===== DATA SUPPLIED =====
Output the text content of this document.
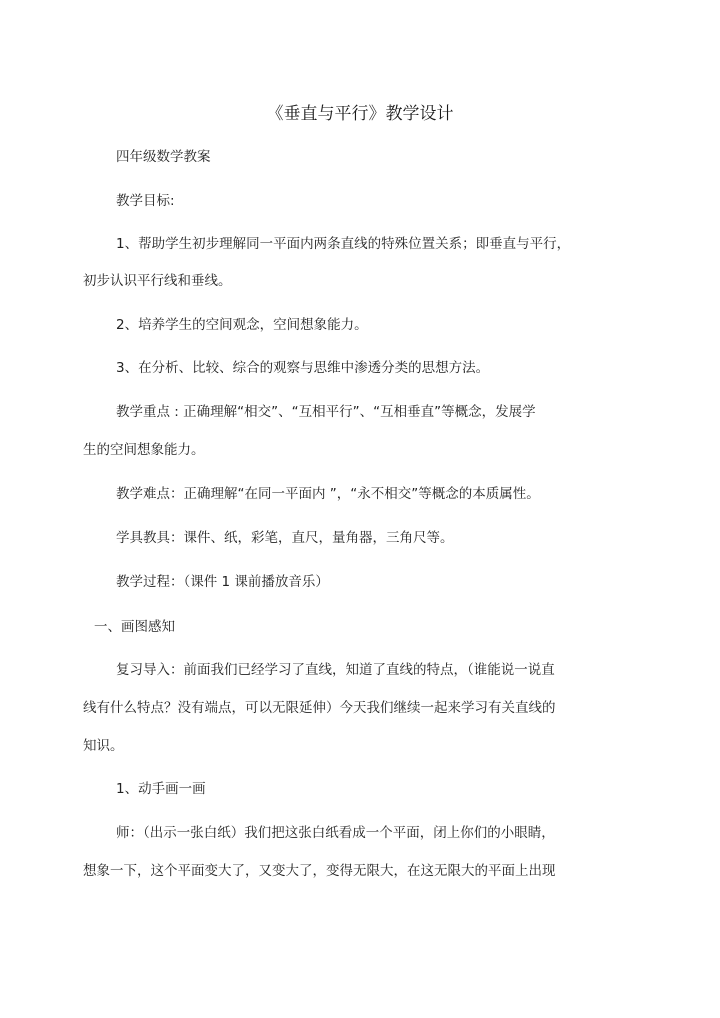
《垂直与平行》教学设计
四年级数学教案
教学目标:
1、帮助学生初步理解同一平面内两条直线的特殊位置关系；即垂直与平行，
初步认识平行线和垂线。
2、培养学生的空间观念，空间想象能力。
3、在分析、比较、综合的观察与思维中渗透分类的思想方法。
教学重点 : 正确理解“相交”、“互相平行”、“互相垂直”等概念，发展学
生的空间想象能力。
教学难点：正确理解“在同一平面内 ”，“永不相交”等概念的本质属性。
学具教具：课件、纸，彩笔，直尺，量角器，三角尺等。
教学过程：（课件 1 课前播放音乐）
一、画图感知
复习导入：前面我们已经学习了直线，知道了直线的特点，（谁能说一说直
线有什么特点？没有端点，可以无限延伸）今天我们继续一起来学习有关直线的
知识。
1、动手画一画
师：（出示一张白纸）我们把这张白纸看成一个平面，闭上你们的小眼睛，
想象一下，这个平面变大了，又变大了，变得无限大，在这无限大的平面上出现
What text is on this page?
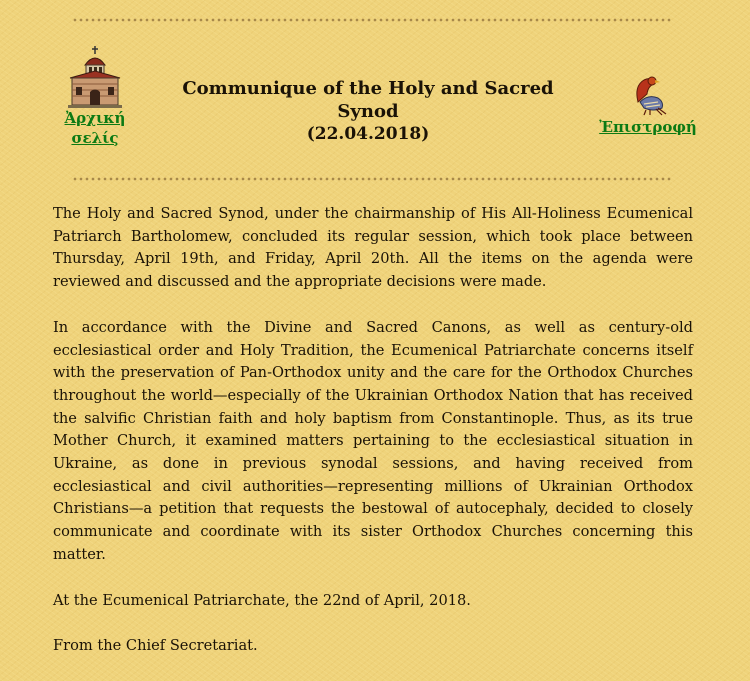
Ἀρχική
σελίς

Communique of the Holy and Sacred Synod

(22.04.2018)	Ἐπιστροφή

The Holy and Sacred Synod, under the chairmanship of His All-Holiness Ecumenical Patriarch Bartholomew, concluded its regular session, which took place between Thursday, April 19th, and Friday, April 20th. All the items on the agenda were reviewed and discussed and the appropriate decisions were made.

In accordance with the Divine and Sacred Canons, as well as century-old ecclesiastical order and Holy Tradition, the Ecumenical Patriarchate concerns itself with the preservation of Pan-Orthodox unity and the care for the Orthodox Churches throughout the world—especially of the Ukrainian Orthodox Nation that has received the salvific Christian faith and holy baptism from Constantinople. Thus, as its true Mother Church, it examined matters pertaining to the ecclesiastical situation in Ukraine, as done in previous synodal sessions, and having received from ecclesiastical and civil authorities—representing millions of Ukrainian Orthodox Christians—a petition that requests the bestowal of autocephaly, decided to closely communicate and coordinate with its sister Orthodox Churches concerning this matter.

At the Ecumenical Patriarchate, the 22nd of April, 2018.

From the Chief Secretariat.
=====
WORK TO DO » Transcribe each entry precisely as given, leaving the pictures out.

COMPLETE RESPONSE »
Output the text content of this document.
《垂直与平行》教学设计
四年级数学教案
教学目标:
1、帮助学生初步理解同一平面内两条直线的特殊位置关系；即垂直与平行，
初步认识平行线和垂线。
2、培养学生的空间观念，空间想象能力。
3、在分析、比较、综合的观察与思维中渗透分类的思想方法。
教学重点 : 正确理解“相交”、“互相平行”、“互相垂直”等概念，发展学
生的空间想象能力。
教学难点：正确理解“在同一平面内 ”，“永不相交”等概念的本质属性。
学具教具：课件、纸，彩笔，直尺，量角器，三角尺等。
教学过程：（课件 1 课前播放音乐）
一、画图感知
复习导入：前面我们已经学习了直线，知道了直线的特点，（谁能说一说直
线有什么特点？没有端点，可以无限延伸）今天我们继续一起来学习有关直线的
知识。
1、动手画一画
师：（出示一张白纸）我们把这张白纸看成一个平面，闭上你们的小眼睛，
想象一下，这个平面变大了，又变大了，变得无限大，在这无限大的平面上出现
What text is on this page?
Ἀρχική
σελίς

Communique of the Holy and Sacred Synod

(22.04.2018)	Ἐπιστροφή

The Holy and Sacred Synod, under the chairmanship of His All-Holiness Ecumenical Patriarch Bartholomew, concluded its regular session, which took place between Thursday, April 19th, and Friday, April 20th. All the items on the agenda were reviewed and discussed and the appropriate decisions were made.

In accordance with the Divine and Sacred Canons, as well as century-old ecclesiastical order and Holy Tradition, the Ecumenical Patriarchate concerns itself with the preservation of Pan-Orthodox unity and the care for the Orthodox Churches throughout the world—especially of the Ukrainian Orthodox Nation that has received the salvific Christian faith and holy baptism from Constantinople. Thus, as its true Mother Church, it examined matters pertaining to the ecclesiastical situation in Ukraine, as done in previous synodal sessions, and having received from ecclesiastical and civil authorities—representing millions of Ukrainian Orthodox Christians—a petition that requests the bestowal of autocephaly, decided to closely communicate and coordinate with its sister Orthodox Churches concerning this matter.

At the Ecumenical Patriarchate, the 22nd of April, 2018.

From the Chief Secretariat.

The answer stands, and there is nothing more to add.